---- DATA PROVIDED
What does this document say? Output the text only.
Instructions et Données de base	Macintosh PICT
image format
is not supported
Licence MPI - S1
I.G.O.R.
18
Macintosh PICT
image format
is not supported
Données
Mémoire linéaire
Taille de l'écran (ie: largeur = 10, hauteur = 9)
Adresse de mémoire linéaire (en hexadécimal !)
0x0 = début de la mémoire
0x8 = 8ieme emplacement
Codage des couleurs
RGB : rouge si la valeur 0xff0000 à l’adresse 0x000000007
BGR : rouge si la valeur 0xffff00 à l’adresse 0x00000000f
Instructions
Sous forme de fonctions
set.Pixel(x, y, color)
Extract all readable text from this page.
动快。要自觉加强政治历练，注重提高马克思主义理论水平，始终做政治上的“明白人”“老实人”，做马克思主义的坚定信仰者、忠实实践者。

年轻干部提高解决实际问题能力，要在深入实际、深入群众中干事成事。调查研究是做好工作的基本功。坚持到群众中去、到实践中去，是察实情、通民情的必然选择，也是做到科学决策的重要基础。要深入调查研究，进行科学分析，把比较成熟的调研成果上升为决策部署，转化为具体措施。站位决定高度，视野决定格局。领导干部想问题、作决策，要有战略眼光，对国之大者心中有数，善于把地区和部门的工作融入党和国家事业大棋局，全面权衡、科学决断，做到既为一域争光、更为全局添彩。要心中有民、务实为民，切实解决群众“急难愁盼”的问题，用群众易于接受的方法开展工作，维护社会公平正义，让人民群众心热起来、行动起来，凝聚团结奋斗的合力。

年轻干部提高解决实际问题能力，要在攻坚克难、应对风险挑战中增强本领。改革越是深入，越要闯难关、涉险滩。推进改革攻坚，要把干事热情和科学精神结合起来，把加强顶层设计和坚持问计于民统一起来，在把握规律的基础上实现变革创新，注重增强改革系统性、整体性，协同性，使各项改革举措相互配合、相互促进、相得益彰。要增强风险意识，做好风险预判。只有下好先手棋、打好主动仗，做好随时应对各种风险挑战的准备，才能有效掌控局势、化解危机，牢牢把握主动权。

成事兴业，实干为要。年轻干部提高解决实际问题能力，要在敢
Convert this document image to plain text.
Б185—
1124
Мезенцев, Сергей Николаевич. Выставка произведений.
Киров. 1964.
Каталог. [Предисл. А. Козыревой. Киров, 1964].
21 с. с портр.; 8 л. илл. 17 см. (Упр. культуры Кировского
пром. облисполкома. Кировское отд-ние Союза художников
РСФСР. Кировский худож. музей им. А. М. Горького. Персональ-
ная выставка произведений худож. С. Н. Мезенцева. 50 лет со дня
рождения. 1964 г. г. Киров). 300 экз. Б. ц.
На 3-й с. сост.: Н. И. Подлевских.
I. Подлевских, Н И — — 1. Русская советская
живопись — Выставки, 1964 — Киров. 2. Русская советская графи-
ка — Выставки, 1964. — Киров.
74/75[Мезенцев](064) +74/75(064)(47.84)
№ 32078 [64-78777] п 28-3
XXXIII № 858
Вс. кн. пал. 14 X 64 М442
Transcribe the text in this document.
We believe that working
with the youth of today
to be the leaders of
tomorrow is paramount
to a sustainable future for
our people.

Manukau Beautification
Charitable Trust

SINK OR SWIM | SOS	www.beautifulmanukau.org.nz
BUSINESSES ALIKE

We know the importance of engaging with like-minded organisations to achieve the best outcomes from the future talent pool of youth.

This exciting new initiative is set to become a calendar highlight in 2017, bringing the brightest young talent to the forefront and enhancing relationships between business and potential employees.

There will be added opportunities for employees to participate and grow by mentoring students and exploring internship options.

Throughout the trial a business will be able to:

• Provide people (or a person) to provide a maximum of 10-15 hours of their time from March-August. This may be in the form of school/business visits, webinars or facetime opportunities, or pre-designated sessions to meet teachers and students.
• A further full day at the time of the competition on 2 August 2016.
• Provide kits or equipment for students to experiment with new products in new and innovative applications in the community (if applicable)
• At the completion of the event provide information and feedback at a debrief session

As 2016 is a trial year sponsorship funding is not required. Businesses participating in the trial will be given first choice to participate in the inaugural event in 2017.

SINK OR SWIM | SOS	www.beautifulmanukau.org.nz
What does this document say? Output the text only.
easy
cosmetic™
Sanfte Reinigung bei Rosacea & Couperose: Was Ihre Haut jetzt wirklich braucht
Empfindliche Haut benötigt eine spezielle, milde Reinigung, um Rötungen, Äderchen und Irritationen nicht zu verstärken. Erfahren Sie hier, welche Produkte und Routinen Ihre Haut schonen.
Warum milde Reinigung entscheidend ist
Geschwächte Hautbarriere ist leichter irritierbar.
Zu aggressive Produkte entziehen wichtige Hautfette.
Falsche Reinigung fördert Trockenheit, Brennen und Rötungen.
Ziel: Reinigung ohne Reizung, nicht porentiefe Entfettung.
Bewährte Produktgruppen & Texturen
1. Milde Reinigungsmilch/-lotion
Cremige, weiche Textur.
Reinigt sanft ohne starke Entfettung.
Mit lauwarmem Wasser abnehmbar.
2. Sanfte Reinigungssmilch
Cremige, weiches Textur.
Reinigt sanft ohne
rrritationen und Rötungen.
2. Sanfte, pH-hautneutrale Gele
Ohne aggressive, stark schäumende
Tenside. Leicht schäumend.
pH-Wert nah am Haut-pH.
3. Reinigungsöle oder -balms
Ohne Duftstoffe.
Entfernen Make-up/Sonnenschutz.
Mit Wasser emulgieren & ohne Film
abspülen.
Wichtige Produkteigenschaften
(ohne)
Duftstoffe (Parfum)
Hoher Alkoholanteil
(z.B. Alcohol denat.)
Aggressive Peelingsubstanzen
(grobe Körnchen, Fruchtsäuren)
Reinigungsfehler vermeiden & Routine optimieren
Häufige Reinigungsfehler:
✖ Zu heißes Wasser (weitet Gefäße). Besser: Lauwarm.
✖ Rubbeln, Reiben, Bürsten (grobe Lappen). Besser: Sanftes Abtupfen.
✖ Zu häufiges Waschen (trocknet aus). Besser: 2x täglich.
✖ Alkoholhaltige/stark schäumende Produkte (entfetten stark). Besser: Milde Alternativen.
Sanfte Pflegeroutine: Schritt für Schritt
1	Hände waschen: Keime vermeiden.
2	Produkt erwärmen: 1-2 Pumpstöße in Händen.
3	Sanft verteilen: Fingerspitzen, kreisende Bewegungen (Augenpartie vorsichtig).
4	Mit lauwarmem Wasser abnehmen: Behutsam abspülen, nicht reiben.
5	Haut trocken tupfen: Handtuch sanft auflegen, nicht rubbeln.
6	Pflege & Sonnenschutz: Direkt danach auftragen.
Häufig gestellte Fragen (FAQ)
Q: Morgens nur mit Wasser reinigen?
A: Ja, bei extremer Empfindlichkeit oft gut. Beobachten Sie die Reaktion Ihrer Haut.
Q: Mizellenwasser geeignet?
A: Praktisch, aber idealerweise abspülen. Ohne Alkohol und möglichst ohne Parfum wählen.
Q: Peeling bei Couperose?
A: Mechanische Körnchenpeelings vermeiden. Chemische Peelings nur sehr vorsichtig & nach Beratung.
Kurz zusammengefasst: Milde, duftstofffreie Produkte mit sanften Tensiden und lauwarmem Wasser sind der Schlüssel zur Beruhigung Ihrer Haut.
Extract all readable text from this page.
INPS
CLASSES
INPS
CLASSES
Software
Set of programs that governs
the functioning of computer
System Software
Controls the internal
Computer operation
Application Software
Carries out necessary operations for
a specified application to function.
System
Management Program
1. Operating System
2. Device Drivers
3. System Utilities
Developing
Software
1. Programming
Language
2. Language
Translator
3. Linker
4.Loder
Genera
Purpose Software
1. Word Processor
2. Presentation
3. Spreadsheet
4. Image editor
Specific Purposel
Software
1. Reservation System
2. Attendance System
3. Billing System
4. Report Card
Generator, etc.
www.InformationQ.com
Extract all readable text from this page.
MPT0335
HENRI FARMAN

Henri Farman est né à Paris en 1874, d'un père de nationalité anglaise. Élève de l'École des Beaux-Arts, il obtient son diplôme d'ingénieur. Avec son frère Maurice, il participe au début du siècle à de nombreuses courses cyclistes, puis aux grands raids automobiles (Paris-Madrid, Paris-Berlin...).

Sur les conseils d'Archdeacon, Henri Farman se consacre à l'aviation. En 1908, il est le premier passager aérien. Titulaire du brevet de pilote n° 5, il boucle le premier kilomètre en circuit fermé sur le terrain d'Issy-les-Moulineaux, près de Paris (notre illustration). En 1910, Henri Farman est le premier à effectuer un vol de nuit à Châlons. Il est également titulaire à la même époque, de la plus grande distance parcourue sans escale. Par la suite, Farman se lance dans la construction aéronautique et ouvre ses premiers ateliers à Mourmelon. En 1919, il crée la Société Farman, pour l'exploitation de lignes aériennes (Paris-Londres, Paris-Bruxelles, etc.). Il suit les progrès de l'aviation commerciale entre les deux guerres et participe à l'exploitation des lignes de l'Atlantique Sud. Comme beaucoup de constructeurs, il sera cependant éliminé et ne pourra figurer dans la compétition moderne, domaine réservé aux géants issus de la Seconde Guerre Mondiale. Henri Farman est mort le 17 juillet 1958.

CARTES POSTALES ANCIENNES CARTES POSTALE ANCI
--------
SHORT PROBLEM → Show every line from the listing above in which the string "employees" appears.

RESPONSE BELOW →
This exciting new initiative is set to become a calendar highlight in 2017, bringing the brightest young talent to the forefront and enhancing relationships between business and potential employees.
There will be added opportunities for employees to participate and grow by mentoring students and exploring internship options.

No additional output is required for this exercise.